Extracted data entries
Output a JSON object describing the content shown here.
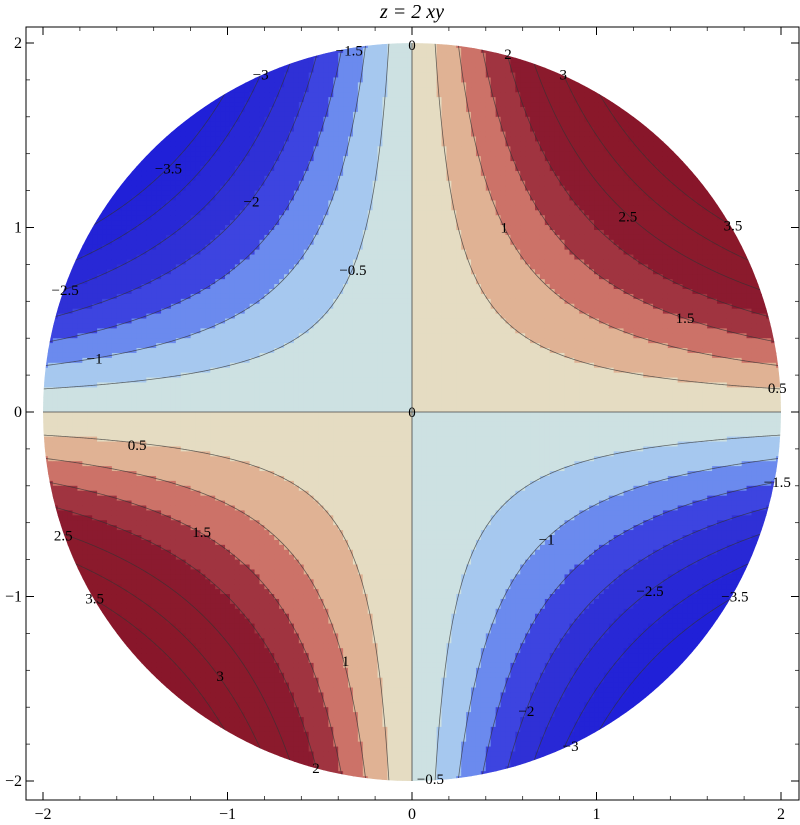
{
  "chart_data": {
    "type": "contour",
    "title": "z = 2 xy",
    "function": "2*x*y",
    "domain": "x^2 + y^2 <= 4",
    "xlim": [
      -2,
      2
    ],
    "ylim": [
      -2,
      2
    ],
    "x_ticks": [
      -2,
      -1,
      0,
      1,
      2
    ],
    "y_ticks": [
      -2,
      -1,
      0,
      1,
      2
    ],
    "x_tick_labels": [
      "−2",
      "−1",
      "0",
      "1",
      "2"
    ],
    "y_tick_labels": [
      "−2",
      "−1",
      "0",
      "1",
      "2"
    ],
    "contour_levels": [
      -3.5,
      -3,
      -2.5,
      -2,
      -1.5,
      -1,
      -0.5,
      0,
      0.5,
      1,
      1.5,
      2,
      2.5,
      3,
      3.5
    ],
    "band_colors": [
      {
        "min": -4.0,
        "max": -3.5,
        "color": "#2020d8"
      },
      {
        "min": -3.5,
        "max": -3.0,
        "color": "#2323d6"
      },
      {
        "min": -3.0,
        "max": -2.5,
        "color": "#2828d6"
      },
      {
        "min": -2.5,
        "max": -2.0,
        "color": "#2f30d6"
      },
      {
        "min": -2.0,
        "max": -1.5,
        "color": "#3d44e0"
      },
      {
        "min": -1.5,
        "max": -1.0,
        "color": "#6b8aee"
      },
      {
        "min": -1.0,
        "max": -0.5,
        "color": "#a6c8ef"
      },
      {
        "min": -0.5,
        "max": 0.0,
        "color": "#cde1e2"
      },
      {
        "min": 0.0,
        "max": 0.5,
        "color": "#e5dcc2"
      },
      {
        "min": 0.5,
        "max": 1.0,
        "color": "#e0b294"
      },
      {
        "min": 1.0,
        "max": 1.5,
        "color": "#cc7268"
      },
      {
        "min": 1.5,
        "max": 2.0,
        "color": "#a03440"
      },
      {
        "min": 2.0,
        "max": 2.5,
        "color": "#8b1a2f"
      },
      {
        "min": 2.5,
        "max": 3.0,
        "color": "#8b1a2c"
      },
      {
        "min": 3.0,
        "max": 3.5,
        "color": "#8a182a"
      },
      {
        "min": 3.5,
        "max": 4.0,
        "color": "#88162a"
      }
    ],
    "contour_labels": [
      {
        "text": "0",
        "x": 0.0,
        "y": 1.99
      },
      {
        "text": "0",
        "x": 0.0,
        "y": 0.0
      },
      {
        "text": "−0.5",
        "x": 0.1,
        "y": -1.99
      },
      {
        "text": "0.5",
        "x": 1.98,
        "y": 0.13
      },
      {
        "text": "0.5",
        "x": -1.49,
        "y": -0.18
      },
      {
        "text": "−0.5",
        "x": -0.32,
        "y": 0.77
      },
      {
        "text": "1",
        "x": 0.5,
        "y": 1.0
      },
      {
        "text": "1",
        "x": -0.36,
        "y": -1.35
      },
      {
        "text": "−1",
        "x": -1.72,
        "y": 0.29
      },
      {
        "text": "−1",
        "x": 0.73,
        "y": -0.69
      },
      {
        "text": "1.5",
        "x": 1.48,
        "y": 0.51
      },
      {
        "text": "1.5",
        "x": -1.14,
        "y": -0.65
      },
      {
        "text": "−1.5",
        "x": -0.34,
        "y": 1.96
      },
      {
        "text": "−1.5",
        "x": 1.98,
        "y": -0.38
      },
      {
        "text": "2",
        "x": 0.52,
        "y": 1.94
      },
      {
        "text": "2",
        "x": -0.52,
        "y": -1.93
      },
      {
        "text": "−2",
        "x": -0.87,
        "y": 1.14
      },
      {
        "text": "−2",
        "x": 0.62,
        "y": -1.62
      },
      {
        "text": "2.5",
        "x": 1.17,
        "y": 1.06
      },
      {
        "text": "2.5",
        "x": -1.89,
        "y": -0.67
      },
      {
        "text": "−2.5",
        "x": -1.88,
        "y": 0.66
      },
      {
        "text": "−2.5",
        "x": 1.29,
        "y": -0.97
      },
      {
        "text": "3",
        "x": 0.82,
        "y": 1.83
      },
      {
        "text": "3",
        "x": -1.04,
        "y": -1.43
      },
      {
        "text": "−3",
        "x": -0.82,
        "y": 1.83
      },
      {
        "text": "−3",
        "x": 0.86,
        "y": -1.81
      },
      {
        "text": "3.5",
        "x": 1.74,
        "y": 1.01
      },
      {
        "text": "3.5",
        "x": -1.72,
        "y": -1.01
      },
      {
        "text": "−3.5",
        "x": -1.32,
        "y": 1.32
      },
      {
        "text": "−3.5",
        "x": 1.75,
        "y": -1.0
      }
    ]
  }
}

• WHAT YOU ARE ASKED TO DO
Copy the records above exactly, omitting every picture.

• FINAL ANSWER
Output a JSON object describing the content shown here.
{
  "chart_data": {
    "type": "contour",
    "title": "z = 2 xy",
    "function": "2*x*y",
    "domain": "x^2 + y^2 <= 4",
    "xlim": [
      -2,
      2
    ],
    "ylim": [
      -2,
      2
    ],
    "x_ticks": [
      -2,
      -1,
      0,
      1,
      2
    ],
    "y_ticks": [
      -2,
      -1,
      0,
      1,
      2
    ],
    "x_tick_labels": [
      "−2",
      "−1",
      "0",
      "1",
      "2"
    ],
    "y_tick_labels": [
      "−2",
      "−1",
      "0",
      "1",
      "2"
    ],
    "contour_levels": [
      -3.5,
      -3,
      -2.5,
      -2,
      -1.5,
      -1,
      -0.5,
      0,
      0.5,
      1,
      1.5,
      2,
      2.5,
      3,
      3.5
    ],
    "band_colors": [
      {
        "min": -4.0,
        "max": -3.5,
        "color": "#2020d8"
      },
      {
        "min": -3.5,
        "max": -3.0,
        "color": "#2323d6"
      },
      {
        "min": -3.0,
        "max": -2.5,
        "color": "#2828d6"
      },
      {
        "min": -2.5,
        "max": -2.0,
        "color": "#2f30d6"
      },
      {
        "min": -2.0,
        "max": -1.5,
        "color": "#3d44e0"
      },
      {
        "min": -1.5,
        "max": -1.0,
        "color": "#6b8aee"
      },
      {
        "min": -1.0,
        "max": -0.5,
        "color": "#a6c8ef"
      },
      {
        "min": -0.5,
        "max": 0.0,
        "color": "#cde1e2"
      },
      {
        "min": 0.0,
        "max": 0.5,
        "color": "#e5dcc2"
      },
      {
        "min": 0.5,
        "max": 1.0,
        "color": "#e0b294"
      },
      {
        "min": 1.0,
        "max": 1.5,
        "color": "#cc7268"
      },
      {
        "min": 1.5,
        "max": 2.0,
        "color": "#a03440"
      },
      {
        "min": 2.0,
        "max": 2.5,
        "color": "#8b1a2f"
      },
      {
        "min": 2.5,
        "max": 3.0,
        "color": "#8b1a2c"
      },
      {
        "min": 3.0,
        "max": 3.5,
        "color": "#8a182a"
      },
      {
        "min": 3.5,
        "max": 4.0,
        "color": "#88162a"
      }
    ],
    "contour_labels": [
      {
        "text": "0",
        "x": 0.0,
        "y": 1.99
      },
      {
        "text": "0",
        "x": 0.0,
        "y": 0.0
      },
      {
        "text": "−0.5",
        "x": 0.1,
        "y": -1.99
      },
      {
        "text": "0.5",
        "x": 1.98,
        "y": 0.13
      },
      {
        "text": "0.5",
        "x": -1.49,
        "y": -0.18
      },
      {
        "text": "−0.5",
        "x": -0.32,
        "y": 0.77
      },
      {
        "text": "1",
        "x": 0.5,
        "y": 1.0
      },
      {
        "text": "1",
        "x": -0.36,
        "y": -1.35
      },
      {
        "text": "−1",
        "x": -1.72,
        "y": 0.29
      },
      {
        "text": "−1",
        "x": 0.73,
        "y": -0.69
      },
      {
        "text": "1.5",
        "x": 1.48,
        "y": 0.51
      },
      {
        "text": "1.5",
        "x": -1.14,
        "y": -0.65
      },
      {
        "text": "−1.5",
        "x": -0.34,
        "y": 1.96
      },
      {
        "text": "−1.5",
        "x": 1.98,
        "y": -0.38
      },
      {
        "text": "2",
        "x": 0.52,
        "y": 1.94
      },
      {
        "text": "2",
        "x": -0.52,
        "y": -1.93
      },
      {
        "text": "−2",
        "x": -0.87,
        "y": 1.14
      },
      {
        "text": "−2",
        "x": 0.62,
        "y": -1.62
      },
      {
        "text": "2.5",
        "x": 1.17,
        "y": 1.06
      },
      {
        "text": "2.5",
        "x": -1.89,
        "y": -0.67
      },
      {
        "text": "−2.5",
        "x": -1.88,
        "y": 0.66
      },
      {
        "text": "−2.5",
        "x": 1.29,
        "y": -0.97
      },
      {
        "text": "3",
        "x": 0.82,
        "y": 1.83
      },
      {
        "text": "3",
        "x": -1.04,
        "y": -1.43
      },
      {
        "text": "−3",
        "x": -0.82,
        "y": 1.83
      },
      {
        "text": "−3",
        "x": 0.86,
        "y": -1.81
      },
      {
        "text": "3.5",
        "x": 1.74,
        "y": 1.01
      },
      {
        "text": "3.5",
        "x": -1.72,
        "y": -1.01
      },
      {
        "text": "−3.5",
        "x": -1.32,
        "y": 1.32
      },
      {
        "text": "−3.5",
        "x": 1.75,
        "y": -1.0
      }
    ]
  }
}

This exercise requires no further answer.